/---

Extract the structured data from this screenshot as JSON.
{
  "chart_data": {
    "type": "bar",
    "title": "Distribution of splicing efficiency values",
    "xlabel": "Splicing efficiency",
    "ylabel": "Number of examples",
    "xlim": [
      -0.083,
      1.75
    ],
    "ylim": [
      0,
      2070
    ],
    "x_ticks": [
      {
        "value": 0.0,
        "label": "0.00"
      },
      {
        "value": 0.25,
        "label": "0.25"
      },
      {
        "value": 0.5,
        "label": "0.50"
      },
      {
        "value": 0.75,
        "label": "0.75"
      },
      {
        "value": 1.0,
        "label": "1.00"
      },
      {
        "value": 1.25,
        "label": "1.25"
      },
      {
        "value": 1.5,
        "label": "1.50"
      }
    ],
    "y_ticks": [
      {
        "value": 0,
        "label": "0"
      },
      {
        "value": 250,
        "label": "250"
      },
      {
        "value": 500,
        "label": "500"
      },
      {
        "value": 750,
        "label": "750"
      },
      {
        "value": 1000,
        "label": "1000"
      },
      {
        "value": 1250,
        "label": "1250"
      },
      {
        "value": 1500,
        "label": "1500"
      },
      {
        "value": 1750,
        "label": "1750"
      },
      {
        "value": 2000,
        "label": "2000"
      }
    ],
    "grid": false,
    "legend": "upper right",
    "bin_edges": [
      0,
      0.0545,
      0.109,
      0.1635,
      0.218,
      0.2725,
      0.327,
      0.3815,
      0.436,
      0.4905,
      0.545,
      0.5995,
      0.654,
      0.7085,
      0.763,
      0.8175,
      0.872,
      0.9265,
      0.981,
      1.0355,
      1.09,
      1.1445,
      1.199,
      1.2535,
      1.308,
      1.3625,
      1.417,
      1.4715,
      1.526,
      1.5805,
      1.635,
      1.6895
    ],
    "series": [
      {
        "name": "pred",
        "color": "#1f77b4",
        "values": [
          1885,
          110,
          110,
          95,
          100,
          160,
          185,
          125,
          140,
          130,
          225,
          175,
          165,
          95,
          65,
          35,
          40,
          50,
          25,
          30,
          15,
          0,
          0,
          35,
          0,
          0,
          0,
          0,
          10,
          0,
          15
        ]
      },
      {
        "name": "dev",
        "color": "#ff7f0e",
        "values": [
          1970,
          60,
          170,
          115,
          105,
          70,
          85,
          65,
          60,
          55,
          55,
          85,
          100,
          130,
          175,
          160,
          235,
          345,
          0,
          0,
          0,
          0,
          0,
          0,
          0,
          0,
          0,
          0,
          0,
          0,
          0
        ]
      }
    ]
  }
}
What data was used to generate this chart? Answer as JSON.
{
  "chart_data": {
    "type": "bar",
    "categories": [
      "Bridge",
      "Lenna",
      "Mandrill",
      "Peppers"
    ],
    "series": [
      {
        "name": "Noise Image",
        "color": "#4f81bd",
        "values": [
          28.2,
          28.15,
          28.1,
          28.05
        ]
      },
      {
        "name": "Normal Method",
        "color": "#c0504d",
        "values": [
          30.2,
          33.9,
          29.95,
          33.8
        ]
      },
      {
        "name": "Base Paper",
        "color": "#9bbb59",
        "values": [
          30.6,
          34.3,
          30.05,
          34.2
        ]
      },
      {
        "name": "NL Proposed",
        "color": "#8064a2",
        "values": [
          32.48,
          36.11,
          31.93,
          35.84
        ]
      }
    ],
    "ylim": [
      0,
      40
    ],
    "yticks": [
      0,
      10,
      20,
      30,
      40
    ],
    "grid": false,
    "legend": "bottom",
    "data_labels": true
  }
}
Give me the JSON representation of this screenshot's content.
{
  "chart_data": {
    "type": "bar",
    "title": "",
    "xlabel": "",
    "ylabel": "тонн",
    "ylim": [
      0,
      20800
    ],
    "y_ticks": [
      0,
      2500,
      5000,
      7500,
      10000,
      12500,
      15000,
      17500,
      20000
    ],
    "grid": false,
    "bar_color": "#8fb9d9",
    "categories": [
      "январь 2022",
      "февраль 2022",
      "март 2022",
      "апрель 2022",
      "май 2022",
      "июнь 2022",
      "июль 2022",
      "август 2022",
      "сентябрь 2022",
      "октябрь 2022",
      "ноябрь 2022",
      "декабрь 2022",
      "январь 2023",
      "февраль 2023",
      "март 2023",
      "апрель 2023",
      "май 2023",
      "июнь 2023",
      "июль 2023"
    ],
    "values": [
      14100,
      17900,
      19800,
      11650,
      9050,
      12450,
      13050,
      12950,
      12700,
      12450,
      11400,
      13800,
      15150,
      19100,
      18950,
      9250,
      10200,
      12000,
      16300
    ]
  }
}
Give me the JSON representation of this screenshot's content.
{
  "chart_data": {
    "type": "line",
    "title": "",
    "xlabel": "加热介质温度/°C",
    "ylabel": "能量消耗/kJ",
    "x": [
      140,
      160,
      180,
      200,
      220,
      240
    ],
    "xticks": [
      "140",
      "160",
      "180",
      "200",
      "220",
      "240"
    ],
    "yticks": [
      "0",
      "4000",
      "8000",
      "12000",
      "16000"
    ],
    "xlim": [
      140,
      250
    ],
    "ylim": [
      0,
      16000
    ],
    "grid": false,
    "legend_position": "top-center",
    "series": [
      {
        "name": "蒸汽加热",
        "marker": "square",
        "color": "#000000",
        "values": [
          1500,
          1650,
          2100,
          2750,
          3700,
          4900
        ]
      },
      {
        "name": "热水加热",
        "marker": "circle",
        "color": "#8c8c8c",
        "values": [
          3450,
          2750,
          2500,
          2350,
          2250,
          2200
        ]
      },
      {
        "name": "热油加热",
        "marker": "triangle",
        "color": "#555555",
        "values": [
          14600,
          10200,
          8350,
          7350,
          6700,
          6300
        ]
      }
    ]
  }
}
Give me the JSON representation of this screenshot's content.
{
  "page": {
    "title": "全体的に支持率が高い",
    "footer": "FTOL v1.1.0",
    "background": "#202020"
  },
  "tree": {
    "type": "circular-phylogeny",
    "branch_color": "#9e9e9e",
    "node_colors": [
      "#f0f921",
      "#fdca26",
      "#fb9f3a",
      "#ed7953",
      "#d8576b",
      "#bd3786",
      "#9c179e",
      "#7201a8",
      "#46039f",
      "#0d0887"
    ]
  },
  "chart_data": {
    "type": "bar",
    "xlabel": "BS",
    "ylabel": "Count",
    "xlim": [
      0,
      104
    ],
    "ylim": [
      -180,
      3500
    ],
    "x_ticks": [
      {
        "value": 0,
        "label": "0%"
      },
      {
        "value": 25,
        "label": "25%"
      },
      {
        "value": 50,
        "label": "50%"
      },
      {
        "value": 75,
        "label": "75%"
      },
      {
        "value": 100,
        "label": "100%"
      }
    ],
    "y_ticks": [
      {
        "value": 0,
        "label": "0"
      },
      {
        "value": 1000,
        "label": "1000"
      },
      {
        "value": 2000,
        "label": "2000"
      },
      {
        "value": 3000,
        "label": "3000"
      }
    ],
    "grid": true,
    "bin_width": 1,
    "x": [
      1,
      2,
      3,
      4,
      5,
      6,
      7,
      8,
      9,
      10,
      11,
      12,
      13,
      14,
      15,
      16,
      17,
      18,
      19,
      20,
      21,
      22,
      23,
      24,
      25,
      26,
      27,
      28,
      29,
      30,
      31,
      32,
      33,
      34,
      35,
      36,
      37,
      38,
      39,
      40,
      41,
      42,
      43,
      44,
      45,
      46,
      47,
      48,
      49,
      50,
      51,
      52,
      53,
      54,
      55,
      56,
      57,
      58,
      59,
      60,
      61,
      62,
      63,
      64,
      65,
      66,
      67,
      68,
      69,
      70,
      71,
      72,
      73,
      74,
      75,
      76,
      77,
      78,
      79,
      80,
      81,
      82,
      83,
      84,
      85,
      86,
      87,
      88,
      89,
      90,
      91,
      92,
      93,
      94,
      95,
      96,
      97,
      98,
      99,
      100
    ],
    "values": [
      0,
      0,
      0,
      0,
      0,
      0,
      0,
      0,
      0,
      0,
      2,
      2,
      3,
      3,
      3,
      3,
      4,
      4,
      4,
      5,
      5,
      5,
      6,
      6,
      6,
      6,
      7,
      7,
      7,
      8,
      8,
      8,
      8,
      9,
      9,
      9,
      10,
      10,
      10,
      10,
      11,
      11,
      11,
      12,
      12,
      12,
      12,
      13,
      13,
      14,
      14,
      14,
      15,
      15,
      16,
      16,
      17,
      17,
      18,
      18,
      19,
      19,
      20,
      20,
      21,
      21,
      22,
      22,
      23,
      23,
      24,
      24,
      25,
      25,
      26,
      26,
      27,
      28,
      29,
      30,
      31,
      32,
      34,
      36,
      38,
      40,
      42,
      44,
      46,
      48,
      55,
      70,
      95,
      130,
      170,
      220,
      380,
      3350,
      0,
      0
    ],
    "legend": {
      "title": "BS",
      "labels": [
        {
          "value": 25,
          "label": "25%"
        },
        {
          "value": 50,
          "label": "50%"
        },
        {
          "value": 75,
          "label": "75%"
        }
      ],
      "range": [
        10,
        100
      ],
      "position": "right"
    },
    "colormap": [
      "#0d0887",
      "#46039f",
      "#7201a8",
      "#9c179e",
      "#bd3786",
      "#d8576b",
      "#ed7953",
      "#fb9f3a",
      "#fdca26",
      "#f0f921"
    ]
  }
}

\---

**GOAL**:
Return each line where "title" shows up.

**PROBLEM SOLUTION**:
    "title": "Distribution of splicing efficiency values",
    "title": "",
    "title": "",
    "title": "全体的に支持率が高い",
      "title": "BS",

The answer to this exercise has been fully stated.